WHAT YOU WILL DO: Produce the listing below again, exactly as shown.

== GIVEN RECORDS ==

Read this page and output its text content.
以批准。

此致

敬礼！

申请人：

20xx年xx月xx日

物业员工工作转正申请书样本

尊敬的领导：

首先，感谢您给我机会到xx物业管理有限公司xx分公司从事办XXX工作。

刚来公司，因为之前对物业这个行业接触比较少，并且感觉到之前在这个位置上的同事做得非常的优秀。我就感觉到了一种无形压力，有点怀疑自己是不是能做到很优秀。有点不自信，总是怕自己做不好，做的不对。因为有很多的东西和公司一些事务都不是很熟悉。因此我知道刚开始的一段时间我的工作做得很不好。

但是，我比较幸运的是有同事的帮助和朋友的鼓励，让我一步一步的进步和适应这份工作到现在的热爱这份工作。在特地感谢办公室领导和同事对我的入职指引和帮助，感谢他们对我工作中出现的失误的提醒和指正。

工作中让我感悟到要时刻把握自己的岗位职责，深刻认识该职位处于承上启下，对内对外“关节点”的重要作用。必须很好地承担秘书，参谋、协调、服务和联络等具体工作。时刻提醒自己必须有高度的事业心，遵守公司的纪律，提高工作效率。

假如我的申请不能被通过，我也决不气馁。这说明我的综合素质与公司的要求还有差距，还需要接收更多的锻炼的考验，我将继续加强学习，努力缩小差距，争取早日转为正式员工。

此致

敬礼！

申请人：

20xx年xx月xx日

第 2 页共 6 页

===

RIGHT ANSWER:
Read this page and output its text content.
以批准。

此致

敬礼！

申请人：

20xx年xx月xx日

物业员工工作转正申请书样本

尊敬的领导：

首先，感谢您给我机会到xx物业管理有限公司xx分公司从事办XXX工作。

刚来公司，因为之前对物业这个行业接触比较少，并且感觉到之前在这个位置上的同事做得非常的优秀。我就感觉到了一种无形压力，有点怀疑自己是不是能做到很优秀。有点不自信，总是怕自己做不好，做的不对。因为有很多的东西和公司一些事务都不是很熟悉。因此我知道刚开始的一段时间我的工作做得很不好。

但是，我比较幸运的是有同事的帮助和朋友的鼓励，让我一步一步的进步和适应这份工作到现在的热爱这份工作。在特地感谢办公室领导和同事对我的入职指引和帮助，感谢他们对我工作中出现的失误的提醒和指正。

工作中让我感悟到要时刻把握自己的岗位职责，深刻认识该职位处于承上启下，对内对外“关节点”的重要作用。必须很好地承担秘书，参谋、协调、服务和联络等具体工作。时刻提醒自己必须有高度的事业心，遵守公司的纪律，提高工作效率。

假如我的申请不能被通过，我也决不气馁。这说明我的综合素质与公司的要求还有差距，还需要接收更多的锻炼的考验，我将继续加强学习，努力缩小差距，争取早日转为正式员工。

此致

敬礼！

申请人：

20xx年xx月xx日

第 2 页共 6 页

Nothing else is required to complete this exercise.